[Figure collection entries]
---+---
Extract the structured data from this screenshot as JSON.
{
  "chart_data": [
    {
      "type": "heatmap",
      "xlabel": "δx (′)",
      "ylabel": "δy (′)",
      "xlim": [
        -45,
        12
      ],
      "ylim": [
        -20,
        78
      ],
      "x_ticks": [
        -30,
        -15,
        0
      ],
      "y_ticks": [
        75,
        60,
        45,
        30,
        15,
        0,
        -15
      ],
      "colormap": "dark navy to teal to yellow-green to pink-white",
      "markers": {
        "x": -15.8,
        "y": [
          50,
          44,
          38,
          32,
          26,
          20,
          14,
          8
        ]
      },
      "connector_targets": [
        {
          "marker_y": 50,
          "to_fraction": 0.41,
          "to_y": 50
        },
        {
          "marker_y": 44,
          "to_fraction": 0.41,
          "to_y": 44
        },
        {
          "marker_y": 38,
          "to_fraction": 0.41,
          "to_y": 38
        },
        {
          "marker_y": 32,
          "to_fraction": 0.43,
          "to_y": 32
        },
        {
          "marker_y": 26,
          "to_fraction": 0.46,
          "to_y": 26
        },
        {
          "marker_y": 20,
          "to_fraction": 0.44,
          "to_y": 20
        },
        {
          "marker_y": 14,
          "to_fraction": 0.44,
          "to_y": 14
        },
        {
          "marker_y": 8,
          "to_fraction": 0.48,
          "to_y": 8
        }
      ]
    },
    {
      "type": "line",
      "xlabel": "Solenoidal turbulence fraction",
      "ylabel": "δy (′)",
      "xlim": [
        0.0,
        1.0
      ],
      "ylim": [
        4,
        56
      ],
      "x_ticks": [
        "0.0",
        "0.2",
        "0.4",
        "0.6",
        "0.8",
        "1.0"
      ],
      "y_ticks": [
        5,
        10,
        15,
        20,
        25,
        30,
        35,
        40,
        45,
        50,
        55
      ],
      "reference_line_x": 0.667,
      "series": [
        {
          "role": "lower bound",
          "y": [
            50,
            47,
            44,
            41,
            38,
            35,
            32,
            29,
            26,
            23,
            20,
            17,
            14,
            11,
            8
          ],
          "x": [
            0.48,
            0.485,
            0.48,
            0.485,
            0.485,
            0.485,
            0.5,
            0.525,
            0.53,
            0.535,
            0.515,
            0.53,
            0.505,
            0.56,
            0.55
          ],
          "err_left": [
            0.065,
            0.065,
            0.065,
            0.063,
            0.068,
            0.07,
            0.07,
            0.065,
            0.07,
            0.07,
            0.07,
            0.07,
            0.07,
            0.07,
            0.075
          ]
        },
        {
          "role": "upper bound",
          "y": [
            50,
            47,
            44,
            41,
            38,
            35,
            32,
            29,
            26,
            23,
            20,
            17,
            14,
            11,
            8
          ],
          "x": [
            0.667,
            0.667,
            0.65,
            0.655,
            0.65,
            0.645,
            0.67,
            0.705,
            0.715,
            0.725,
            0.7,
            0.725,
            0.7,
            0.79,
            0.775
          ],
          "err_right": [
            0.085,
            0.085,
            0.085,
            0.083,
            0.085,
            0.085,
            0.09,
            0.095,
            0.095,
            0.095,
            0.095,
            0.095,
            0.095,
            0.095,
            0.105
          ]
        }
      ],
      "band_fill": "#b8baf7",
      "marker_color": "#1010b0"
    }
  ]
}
---+---
→ Task to carry out
Repeat each record in full; every line must match exactly.

→ Exercise output
Extract the structured data from this screenshot as JSON.
{
  "chart_data": [
    {
      "type": "heatmap",
      "xlabel": "δx (′)",
      "ylabel": "δy (′)",
      "xlim": [
        -45,
        12
      ],
      "ylim": [
        -20,
        78
      ],
      "x_ticks": [
        -30,
        -15,
        0
      ],
      "y_ticks": [
        75,
        60,
        45,
        30,
        15,
        0,
        -15
      ],
      "colormap": "dark navy to teal to yellow-green to pink-white",
      "markers": {
        "x": -15.8,
        "y": [
          50,
          44,
          38,
          32,
          26,
          20,
          14,
          8
        ]
      },
      "connector_targets": [
        {
          "marker_y": 50,
          "to_fraction": 0.41,
          "to_y": 50
        },
        {
          "marker_y": 44,
          "to_fraction": 0.41,
          "to_y": 44
        },
        {
          "marker_y": 38,
          "to_fraction": 0.41,
          "to_y": 38
        },
        {
          "marker_y": 32,
          "to_fraction": 0.43,
          "to_y": 32
        },
        {
          "marker_y": 26,
          "to_fraction": 0.46,
          "to_y": 26
        },
        {
          "marker_y": 20,
          "to_fraction": 0.44,
          "to_y": 20
        },
        {
          "marker_y": 14,
          "to_fraction": 0.44,
          "to_y": 14
        },
        {
          "marker_y": 8,
          "to_fraction": 0.48,
          "to_y": 8
        }
      ]
    },
    {
      "type": "line",
      "xlabel": "Solenoidal turbulence fraction",
      "ylabel": "δy (′)",
      "xlim": [
        0.0,
        1.0
      ],
      "ylim": [
        4,
        56
      ],
      "x_ticks": [
        "0.0",
        "0.2",
        "0.4",
        "0.6",
        "0.8",
        "1.0"
      ],
      "y_ticks": [
        5,
        10,
        15,
        20,
        25,
        30,
        35,
        40,
        45,
        50,
        55
      ],
      "reference_line_x": 0.667,
      "series": [
        {
          "role": "lower bound",
          "y": [
            50,
            47,
            44,
            41,
            38,
            35,
            32,
            29,
            26,
            23,
            20,
            17,
            14,
            11,
            8
          ],
          "x": [
            0.48,
            0.485,
            0.48,
            0.485,
            0.485,
            0.485,
            0.5,
            0.525,
            0.53,
            0.535,
            0.515,
            0.53,
            0.505,
            0.56,
            0.55
          ],
          "err_left": [
            0.065,
            0.065,
            0.065,
            0.063,
            0.068,
            0.07,
            0.07,
            0.065,
            0.07,
            0.07,
            0.07,
            0.07,
            0.07,
            0.07,
            0.075
          ]
        },
        {
          "role": "upper bound",
          "y": [
            50,
            47,
            44,
            41,
            38,
            35,
            32,
            29,
            26,
            23,
            20,
            17,
            14,
            11,
            8
          ],
          "x": [
            0.667,
            0.667,
            0.65,
            0.655,
            0.65,
            0.645,
            0.67,
            0.705,
            0.715,
            0.725,
            0.7,
            0.725,
            0.7,
            0.79,
            0.775
          ],
          "err_right": [
            0.085,
            0.085,
            0.085,
            0.083,
            0.085,
            0.085,
            0.09,
            0.095,
            0.095,
            0.095,
            0.095,
            0.095,
            0.095,
            0.095,
            0.105
          ]
        }
      ],
      "band_fill": "#b8baf7",
      "marker_color": "#1010b0"
    }
  ]
}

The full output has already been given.